▸ **TASK REQUIREMENTS**:
Show every line in the entries below where the word "this" appears.

▸ **GIVEN INFORMATION**:
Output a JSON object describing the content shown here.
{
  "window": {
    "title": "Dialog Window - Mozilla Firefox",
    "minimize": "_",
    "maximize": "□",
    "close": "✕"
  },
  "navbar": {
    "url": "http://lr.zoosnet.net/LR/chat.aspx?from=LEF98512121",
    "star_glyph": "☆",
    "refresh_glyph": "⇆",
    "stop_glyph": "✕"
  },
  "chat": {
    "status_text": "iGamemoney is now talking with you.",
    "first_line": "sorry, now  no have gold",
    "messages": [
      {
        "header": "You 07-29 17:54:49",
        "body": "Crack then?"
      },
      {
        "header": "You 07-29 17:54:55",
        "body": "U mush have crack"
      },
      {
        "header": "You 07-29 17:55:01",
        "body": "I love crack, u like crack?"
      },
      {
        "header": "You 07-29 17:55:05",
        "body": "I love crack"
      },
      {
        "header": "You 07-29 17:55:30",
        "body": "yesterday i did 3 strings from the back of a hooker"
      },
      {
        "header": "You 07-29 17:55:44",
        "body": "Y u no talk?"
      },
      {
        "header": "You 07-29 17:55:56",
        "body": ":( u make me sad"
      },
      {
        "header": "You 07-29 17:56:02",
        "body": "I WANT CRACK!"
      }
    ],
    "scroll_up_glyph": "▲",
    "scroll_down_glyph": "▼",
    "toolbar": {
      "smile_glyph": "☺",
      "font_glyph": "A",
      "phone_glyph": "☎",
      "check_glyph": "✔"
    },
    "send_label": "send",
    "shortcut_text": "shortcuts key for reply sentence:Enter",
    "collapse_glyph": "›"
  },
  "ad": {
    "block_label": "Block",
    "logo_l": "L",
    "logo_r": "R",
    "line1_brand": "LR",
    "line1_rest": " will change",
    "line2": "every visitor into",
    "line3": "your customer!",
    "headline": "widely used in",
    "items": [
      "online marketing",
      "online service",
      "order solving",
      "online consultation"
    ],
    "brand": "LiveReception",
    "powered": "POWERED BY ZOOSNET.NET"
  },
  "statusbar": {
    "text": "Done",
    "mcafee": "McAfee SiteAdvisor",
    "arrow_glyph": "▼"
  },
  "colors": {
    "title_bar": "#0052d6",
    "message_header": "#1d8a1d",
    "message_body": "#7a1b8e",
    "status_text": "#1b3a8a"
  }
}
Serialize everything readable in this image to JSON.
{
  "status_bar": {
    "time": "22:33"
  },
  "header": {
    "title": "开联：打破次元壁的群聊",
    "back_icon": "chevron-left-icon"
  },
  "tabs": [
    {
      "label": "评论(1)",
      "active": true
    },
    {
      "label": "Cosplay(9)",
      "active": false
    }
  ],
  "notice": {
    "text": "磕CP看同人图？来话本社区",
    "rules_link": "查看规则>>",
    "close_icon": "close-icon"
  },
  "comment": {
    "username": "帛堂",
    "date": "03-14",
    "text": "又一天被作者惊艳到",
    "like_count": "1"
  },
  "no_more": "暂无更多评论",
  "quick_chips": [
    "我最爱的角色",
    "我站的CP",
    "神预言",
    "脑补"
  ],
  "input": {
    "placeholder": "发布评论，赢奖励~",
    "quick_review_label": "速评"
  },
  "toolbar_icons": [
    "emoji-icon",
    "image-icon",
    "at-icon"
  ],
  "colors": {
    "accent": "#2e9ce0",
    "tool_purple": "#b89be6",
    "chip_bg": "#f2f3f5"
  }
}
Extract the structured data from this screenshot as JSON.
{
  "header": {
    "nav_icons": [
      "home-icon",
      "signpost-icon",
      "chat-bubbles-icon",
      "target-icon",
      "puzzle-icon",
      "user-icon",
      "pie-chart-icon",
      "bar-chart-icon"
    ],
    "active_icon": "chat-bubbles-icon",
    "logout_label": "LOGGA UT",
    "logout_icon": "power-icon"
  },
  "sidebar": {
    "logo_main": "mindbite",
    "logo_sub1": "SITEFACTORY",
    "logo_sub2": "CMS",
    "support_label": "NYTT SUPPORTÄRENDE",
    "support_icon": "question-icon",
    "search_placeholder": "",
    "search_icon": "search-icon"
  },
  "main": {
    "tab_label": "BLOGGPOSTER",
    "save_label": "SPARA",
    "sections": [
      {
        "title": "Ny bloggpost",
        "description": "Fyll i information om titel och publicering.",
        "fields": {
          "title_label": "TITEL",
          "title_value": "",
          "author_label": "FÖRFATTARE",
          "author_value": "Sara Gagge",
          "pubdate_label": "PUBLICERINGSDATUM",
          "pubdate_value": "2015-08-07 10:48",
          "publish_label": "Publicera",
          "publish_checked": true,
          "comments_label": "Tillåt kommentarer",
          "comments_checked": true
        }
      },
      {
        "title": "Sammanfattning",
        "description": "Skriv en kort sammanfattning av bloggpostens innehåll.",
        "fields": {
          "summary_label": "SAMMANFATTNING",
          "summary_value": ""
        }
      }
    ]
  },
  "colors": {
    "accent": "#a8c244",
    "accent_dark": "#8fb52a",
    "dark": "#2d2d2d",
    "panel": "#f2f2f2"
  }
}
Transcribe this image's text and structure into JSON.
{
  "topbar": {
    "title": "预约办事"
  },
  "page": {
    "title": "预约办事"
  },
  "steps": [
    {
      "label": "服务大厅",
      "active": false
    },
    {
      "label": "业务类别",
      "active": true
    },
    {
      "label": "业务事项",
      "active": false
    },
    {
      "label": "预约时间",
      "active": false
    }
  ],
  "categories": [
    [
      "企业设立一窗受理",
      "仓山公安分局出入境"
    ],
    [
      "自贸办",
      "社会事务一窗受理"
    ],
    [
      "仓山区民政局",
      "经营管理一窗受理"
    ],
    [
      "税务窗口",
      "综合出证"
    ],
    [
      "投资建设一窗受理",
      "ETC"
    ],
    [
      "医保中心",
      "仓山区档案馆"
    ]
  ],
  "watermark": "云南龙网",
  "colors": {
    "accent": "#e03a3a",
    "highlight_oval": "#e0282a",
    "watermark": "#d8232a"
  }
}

▸ **WRITTEN SOLUTION**:
Serialize everything readable in this image to JSON.
Extract the structured data from this screenshot as JSON.
Transcribe this image's text and structure into JSON.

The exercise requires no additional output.